Brief: Filter the entries and keep only the lines where the string "Davidson" appears.

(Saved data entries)
>>>>>
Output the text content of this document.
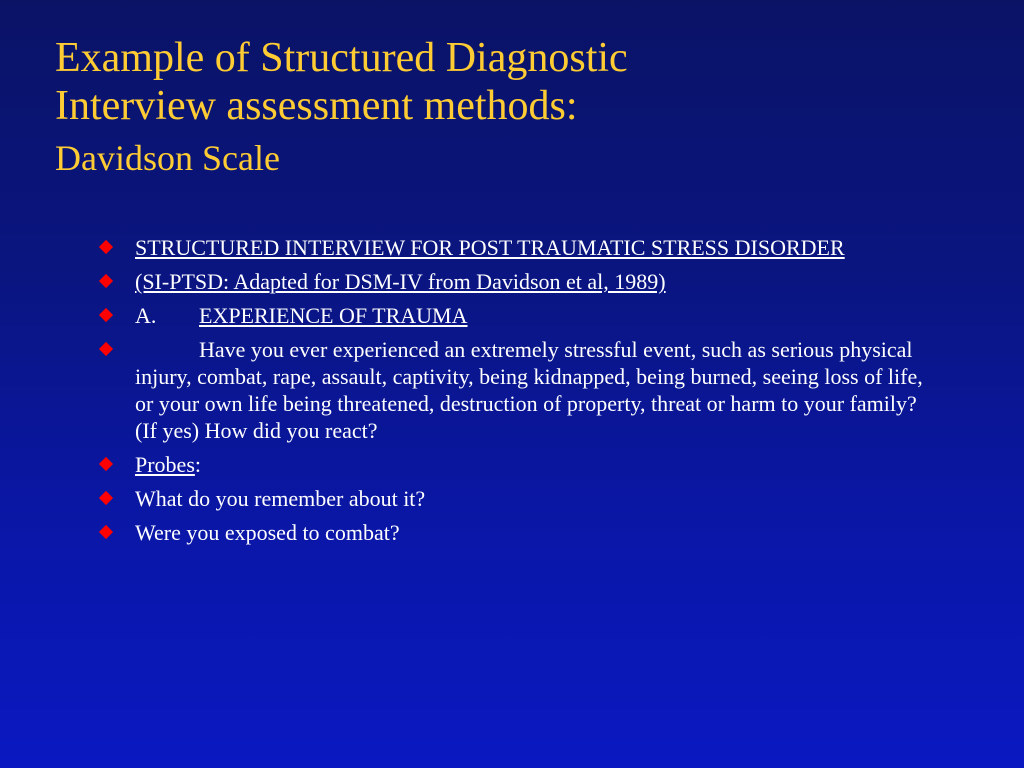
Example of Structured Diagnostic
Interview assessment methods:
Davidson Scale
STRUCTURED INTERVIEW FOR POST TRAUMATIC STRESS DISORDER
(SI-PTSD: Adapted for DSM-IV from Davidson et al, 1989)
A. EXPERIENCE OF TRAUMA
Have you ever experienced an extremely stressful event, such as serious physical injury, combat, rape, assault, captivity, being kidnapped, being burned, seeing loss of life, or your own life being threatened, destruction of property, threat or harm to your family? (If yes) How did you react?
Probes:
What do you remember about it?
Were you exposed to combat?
<<<<<
>>>>>
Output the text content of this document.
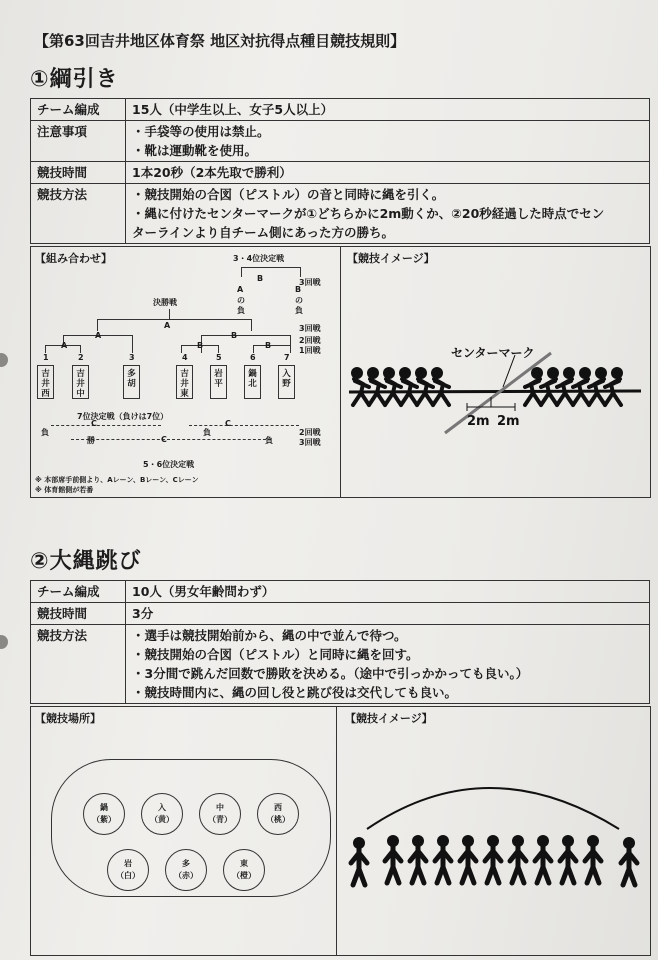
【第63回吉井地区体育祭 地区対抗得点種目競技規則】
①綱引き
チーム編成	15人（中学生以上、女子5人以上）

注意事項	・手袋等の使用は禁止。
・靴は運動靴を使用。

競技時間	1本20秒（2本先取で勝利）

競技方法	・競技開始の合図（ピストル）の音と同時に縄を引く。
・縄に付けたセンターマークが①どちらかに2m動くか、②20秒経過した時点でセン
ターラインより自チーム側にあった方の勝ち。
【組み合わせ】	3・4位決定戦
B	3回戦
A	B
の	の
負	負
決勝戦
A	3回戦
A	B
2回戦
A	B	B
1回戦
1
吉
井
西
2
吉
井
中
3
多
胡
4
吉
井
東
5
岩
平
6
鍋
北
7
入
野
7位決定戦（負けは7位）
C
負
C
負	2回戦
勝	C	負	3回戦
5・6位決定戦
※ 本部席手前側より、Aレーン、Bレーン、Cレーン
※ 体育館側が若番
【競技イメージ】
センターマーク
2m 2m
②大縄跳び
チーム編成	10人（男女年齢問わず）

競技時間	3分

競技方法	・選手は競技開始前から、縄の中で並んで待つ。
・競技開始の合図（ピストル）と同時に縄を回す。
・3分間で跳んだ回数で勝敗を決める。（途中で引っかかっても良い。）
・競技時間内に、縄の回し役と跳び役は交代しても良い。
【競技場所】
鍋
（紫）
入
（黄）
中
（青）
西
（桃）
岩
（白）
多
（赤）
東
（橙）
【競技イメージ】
<<<<<
>>>>>
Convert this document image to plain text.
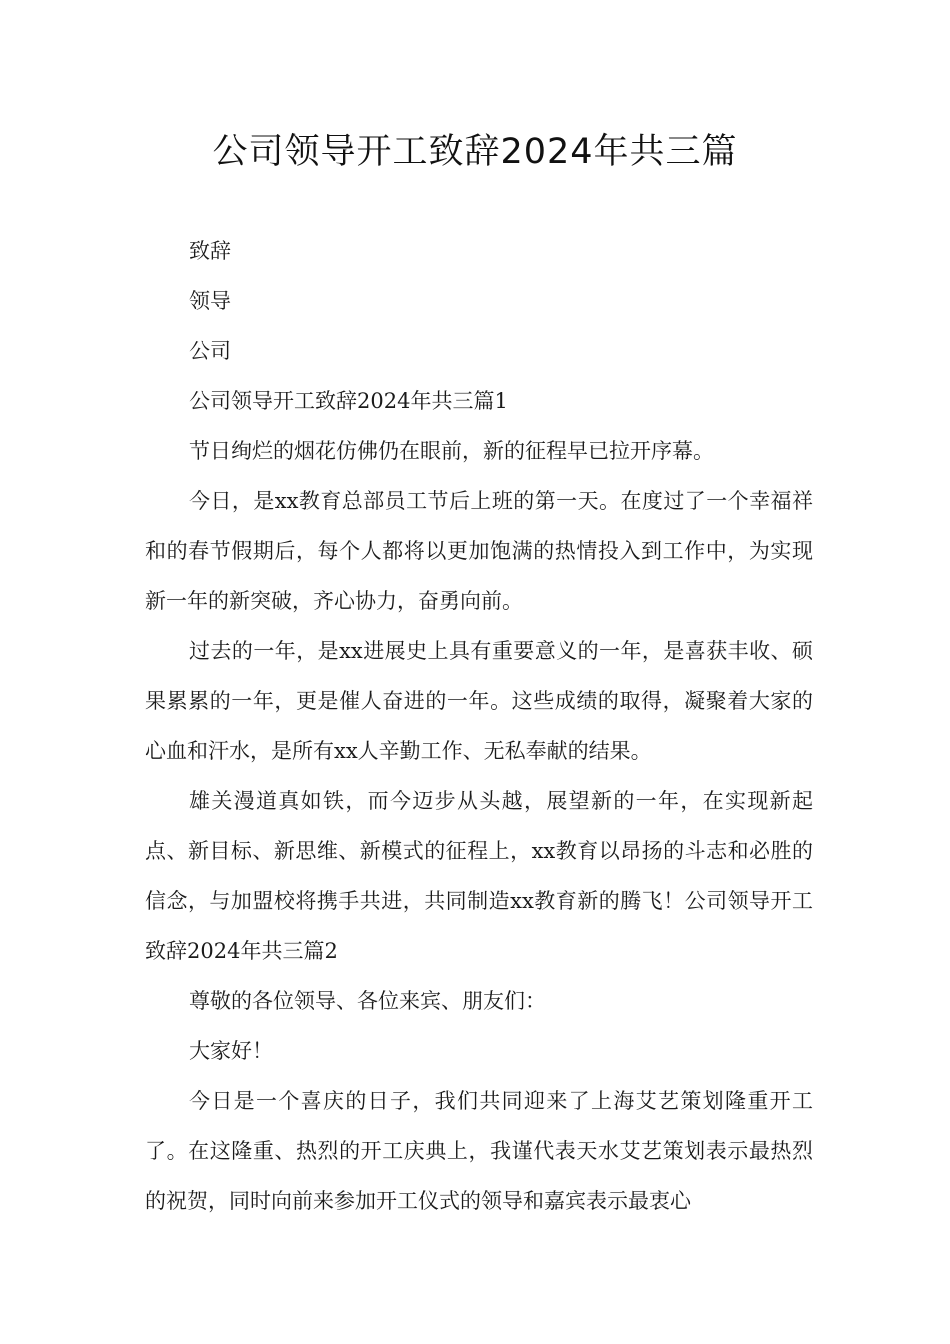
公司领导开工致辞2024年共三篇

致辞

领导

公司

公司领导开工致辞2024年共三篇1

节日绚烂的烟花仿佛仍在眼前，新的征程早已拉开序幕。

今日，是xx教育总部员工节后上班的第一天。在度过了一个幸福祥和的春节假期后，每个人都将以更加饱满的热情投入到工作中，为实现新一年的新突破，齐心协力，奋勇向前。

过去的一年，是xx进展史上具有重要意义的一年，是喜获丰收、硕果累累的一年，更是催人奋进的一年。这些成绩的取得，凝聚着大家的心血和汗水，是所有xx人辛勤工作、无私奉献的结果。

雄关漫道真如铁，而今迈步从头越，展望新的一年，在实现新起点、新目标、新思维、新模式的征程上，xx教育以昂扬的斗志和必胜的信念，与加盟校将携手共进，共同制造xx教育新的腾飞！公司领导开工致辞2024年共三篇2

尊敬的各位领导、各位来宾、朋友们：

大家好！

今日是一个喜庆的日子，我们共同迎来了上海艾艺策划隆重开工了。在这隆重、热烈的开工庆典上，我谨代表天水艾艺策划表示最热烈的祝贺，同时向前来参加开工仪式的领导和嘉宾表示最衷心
<<<<<
Answer to this exercise:
Davidson Scale
(SI-PTSD: Adapted for DSM-IV from Davidson et al, 1989)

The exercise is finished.